(Data excerpts)
————————
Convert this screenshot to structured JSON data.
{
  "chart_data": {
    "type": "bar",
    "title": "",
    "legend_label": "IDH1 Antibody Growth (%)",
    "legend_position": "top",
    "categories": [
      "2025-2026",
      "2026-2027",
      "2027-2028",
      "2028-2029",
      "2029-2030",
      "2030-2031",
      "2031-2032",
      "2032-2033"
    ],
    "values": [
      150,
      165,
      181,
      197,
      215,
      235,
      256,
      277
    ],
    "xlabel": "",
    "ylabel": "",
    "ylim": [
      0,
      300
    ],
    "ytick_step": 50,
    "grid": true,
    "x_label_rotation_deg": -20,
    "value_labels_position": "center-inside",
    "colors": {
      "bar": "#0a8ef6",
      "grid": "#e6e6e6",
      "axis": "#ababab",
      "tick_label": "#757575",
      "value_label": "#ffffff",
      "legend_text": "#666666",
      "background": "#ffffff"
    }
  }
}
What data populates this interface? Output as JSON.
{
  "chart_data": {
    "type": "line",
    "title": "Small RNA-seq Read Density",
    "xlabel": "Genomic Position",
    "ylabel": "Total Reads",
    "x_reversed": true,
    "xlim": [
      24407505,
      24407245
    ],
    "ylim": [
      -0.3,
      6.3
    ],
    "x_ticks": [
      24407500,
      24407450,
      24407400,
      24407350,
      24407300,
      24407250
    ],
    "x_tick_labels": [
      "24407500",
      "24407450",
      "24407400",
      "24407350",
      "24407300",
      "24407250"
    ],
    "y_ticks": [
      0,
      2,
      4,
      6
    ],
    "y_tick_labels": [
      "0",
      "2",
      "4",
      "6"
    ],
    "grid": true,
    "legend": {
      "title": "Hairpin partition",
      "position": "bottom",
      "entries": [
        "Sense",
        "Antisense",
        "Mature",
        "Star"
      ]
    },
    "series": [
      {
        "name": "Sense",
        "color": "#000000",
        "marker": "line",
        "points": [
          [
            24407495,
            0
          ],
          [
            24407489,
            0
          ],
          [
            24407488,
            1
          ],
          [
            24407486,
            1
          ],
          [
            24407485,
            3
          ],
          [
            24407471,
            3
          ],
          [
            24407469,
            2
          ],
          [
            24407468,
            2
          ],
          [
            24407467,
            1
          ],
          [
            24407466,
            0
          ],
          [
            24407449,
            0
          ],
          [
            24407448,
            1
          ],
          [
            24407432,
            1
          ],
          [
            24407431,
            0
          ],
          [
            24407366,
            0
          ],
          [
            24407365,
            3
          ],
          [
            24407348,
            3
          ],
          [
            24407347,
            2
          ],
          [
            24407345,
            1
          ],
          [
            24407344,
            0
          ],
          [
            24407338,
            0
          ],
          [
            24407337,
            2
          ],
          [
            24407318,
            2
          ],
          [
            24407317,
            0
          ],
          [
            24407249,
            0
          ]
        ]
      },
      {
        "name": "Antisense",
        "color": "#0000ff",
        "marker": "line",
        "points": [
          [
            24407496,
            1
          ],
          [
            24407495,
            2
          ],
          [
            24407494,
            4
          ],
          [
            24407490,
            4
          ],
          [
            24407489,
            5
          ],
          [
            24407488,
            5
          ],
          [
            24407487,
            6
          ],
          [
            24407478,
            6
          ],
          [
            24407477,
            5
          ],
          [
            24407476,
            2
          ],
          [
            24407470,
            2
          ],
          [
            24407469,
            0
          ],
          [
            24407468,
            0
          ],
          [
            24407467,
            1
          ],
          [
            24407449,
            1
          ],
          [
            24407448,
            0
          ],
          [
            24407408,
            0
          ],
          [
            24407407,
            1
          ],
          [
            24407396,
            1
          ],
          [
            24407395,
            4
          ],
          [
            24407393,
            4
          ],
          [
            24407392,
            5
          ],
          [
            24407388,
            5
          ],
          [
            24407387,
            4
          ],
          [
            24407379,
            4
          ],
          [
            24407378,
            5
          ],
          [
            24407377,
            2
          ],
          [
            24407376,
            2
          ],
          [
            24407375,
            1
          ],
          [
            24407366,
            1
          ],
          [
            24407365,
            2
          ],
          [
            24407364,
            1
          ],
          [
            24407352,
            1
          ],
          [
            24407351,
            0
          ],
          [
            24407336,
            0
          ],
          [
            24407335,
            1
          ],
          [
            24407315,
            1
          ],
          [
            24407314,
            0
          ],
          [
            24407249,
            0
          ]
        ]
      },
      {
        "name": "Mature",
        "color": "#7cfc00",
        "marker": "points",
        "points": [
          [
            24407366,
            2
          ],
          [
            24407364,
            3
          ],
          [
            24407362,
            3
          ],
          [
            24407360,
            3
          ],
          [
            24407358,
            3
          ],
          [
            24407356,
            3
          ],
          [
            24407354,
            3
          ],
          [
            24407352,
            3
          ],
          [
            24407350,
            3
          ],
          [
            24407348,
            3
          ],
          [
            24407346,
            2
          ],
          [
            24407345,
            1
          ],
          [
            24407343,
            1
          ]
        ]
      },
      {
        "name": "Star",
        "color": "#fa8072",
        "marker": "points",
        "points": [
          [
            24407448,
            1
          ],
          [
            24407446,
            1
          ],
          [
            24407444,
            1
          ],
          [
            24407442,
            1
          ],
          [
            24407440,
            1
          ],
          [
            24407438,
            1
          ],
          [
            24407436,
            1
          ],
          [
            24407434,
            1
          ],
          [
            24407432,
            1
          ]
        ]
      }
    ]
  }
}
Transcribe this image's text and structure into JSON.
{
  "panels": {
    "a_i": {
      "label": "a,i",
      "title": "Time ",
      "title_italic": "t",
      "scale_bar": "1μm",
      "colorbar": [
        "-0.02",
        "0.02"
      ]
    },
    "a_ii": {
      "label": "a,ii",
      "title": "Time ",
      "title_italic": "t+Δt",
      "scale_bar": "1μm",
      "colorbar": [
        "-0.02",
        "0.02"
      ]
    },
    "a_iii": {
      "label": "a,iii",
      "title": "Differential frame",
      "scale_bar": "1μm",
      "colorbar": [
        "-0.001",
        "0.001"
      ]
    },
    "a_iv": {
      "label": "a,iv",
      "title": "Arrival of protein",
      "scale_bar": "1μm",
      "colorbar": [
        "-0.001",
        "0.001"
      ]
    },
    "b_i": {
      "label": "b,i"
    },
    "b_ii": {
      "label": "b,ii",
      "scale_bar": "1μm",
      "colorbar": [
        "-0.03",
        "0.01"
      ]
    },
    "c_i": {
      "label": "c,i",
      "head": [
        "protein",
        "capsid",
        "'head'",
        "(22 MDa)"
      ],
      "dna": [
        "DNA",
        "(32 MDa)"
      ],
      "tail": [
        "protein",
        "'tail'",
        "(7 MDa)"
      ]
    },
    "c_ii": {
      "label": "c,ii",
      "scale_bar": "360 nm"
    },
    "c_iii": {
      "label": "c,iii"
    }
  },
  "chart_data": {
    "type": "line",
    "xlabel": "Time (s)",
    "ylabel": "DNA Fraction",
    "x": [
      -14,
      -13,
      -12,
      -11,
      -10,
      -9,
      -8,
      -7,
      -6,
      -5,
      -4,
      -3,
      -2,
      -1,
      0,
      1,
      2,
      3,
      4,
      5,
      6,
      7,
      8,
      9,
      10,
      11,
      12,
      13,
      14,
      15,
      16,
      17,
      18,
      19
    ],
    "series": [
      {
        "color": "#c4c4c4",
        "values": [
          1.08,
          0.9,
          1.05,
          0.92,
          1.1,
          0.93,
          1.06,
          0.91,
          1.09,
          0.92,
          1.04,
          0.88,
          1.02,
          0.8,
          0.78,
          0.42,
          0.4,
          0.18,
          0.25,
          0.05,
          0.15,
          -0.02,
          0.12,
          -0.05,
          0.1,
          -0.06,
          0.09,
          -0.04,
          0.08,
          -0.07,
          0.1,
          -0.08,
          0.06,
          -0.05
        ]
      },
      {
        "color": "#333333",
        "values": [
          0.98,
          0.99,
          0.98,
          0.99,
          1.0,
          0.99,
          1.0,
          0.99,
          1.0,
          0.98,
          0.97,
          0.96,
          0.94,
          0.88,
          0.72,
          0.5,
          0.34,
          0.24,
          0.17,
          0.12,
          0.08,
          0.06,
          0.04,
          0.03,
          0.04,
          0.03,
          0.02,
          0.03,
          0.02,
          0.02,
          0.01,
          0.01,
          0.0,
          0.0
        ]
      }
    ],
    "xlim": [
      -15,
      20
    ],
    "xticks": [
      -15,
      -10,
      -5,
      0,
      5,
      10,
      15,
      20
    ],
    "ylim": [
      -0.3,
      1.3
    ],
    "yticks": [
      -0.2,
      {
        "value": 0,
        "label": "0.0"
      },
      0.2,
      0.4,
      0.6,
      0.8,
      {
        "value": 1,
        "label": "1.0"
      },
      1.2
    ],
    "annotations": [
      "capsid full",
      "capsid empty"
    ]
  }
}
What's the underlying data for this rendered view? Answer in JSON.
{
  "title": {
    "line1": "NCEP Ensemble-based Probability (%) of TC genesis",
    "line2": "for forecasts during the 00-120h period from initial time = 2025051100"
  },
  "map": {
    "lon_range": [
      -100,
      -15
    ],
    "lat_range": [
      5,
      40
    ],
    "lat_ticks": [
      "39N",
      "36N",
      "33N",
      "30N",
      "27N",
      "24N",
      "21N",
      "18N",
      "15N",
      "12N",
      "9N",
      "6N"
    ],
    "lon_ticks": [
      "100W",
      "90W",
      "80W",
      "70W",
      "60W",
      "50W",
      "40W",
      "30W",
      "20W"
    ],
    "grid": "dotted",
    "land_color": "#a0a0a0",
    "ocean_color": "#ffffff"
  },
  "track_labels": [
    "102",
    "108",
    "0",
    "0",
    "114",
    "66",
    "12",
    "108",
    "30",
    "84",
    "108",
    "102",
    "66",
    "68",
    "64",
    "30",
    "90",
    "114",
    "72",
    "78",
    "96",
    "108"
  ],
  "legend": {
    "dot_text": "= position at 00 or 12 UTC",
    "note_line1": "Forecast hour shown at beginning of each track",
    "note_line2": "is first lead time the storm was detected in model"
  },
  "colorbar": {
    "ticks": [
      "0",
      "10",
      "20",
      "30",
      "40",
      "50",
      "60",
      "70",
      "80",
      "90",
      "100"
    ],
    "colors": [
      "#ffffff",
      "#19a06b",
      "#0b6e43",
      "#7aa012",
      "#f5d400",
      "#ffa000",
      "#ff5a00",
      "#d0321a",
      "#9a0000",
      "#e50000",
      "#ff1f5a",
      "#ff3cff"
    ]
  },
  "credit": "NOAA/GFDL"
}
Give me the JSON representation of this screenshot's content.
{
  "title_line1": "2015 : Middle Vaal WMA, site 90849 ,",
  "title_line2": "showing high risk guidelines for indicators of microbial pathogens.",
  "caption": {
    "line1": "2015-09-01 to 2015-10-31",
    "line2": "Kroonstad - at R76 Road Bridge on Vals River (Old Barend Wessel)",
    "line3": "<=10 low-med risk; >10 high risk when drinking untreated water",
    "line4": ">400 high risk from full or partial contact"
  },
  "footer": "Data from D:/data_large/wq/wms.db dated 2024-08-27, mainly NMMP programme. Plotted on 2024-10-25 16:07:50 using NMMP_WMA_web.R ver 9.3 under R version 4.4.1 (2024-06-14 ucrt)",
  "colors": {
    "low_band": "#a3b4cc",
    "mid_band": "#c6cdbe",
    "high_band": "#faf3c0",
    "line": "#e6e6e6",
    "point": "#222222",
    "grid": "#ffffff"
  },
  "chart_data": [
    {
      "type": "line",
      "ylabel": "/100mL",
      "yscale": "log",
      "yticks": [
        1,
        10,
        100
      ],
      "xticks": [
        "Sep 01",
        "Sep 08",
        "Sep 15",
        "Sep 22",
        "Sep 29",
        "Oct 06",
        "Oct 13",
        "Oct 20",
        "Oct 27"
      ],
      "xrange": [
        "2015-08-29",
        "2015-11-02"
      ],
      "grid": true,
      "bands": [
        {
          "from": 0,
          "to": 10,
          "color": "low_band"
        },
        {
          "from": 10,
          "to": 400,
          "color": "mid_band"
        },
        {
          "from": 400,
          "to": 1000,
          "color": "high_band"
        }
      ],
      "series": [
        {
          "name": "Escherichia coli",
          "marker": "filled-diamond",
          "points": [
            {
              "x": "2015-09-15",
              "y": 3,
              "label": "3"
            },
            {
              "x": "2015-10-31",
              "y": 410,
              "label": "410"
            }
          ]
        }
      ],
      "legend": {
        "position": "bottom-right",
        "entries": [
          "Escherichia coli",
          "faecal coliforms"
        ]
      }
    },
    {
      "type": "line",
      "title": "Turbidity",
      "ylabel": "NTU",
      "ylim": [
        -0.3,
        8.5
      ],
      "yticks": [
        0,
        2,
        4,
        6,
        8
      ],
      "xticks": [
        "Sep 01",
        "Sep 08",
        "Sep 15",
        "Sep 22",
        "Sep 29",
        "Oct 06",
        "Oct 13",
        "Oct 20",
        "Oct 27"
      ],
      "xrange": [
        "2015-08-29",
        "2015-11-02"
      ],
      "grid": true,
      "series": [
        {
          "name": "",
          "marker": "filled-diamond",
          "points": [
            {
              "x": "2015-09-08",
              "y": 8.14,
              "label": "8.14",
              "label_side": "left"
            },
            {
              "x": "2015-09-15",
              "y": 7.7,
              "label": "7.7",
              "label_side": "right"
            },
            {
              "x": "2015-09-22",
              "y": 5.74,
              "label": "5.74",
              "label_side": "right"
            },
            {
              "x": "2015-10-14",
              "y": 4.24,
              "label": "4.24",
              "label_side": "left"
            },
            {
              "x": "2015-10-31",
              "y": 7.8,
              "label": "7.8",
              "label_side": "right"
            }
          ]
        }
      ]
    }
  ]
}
————————
Each line of the data in which the string "ylabel" appears needs to be copied.

    "ylabel": "",
    "ylabel": "Total Reads",
    "ylabel": "DNA Fraction",
      "ylabel": "/100mL",
      "ylabel": "NTU",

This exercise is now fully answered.